#### What is needed
Print the listing that follows, character for character.

═══ Dataset entries

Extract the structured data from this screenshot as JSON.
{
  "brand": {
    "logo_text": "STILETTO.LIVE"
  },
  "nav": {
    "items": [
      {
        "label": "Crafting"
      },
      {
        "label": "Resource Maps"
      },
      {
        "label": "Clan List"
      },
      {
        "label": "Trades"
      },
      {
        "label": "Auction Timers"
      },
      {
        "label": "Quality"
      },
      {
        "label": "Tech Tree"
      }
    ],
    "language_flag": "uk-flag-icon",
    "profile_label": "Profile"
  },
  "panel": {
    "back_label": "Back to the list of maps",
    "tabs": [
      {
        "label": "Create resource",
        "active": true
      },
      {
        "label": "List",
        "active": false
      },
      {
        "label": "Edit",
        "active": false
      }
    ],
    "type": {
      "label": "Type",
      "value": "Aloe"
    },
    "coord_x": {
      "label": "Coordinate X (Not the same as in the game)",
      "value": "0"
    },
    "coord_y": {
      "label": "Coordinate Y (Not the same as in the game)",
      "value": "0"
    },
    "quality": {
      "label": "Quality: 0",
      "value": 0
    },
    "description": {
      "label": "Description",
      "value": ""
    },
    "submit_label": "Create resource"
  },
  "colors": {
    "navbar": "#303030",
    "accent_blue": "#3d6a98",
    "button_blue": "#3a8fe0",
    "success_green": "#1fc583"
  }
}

══════

#### The output
Extract the structured data from this screenshot as JSON.
{
  "brand": {
    "logo_text": "STILETTO.LIVE"
  },
  "nav": {
    "items": [
      {
        "label": "Crafting"
      },
      {
        "label": "Resource Maps"
      },
      {
        "label": "Clan List"
      },
      {
        "label": "Trades"
      },
      {
        "label": "Auction Timers"
      },
      {
        "label": "Quality"
      },
      {
        "label": "Tech Tree"
      }
    ],
    "language_flag": "uk-flag-icon",
    "profile_label": "Profile"
  },
  "panel": {
    "back_label": "Back to the list of maps",
    "tabs": [
      {
        "label": "Create resource",
        "active": true
      },
      {
        "label": "List",
        "active": false
      },
      {
        "label": "Edit",
        "active": false
      }
    ],
    "type": {
      "label": "Type",
      "value": "Aloe"
    },
    "coord_x": {
      "label": "Coordinate X (Not the same as in the game)",
      "value": "0"
    },
    "coord_y": {
      "label": "Coordinate Y (Not the same as in the game)",
      "value": "0"
    },
    "quality": {
      "label": "Quality: 0",
      "value": 0
    },
    "description": {
      "label": "Description",
      "value": ""
    },
    "submit_label": "Create resource"
  },
  "colors": {
    "navbar": "#303030",
    "accent_blue": "#3d6a98",
    "button_blue": "#3a8fe0",
    "success_green": "#1fc583"
  }
}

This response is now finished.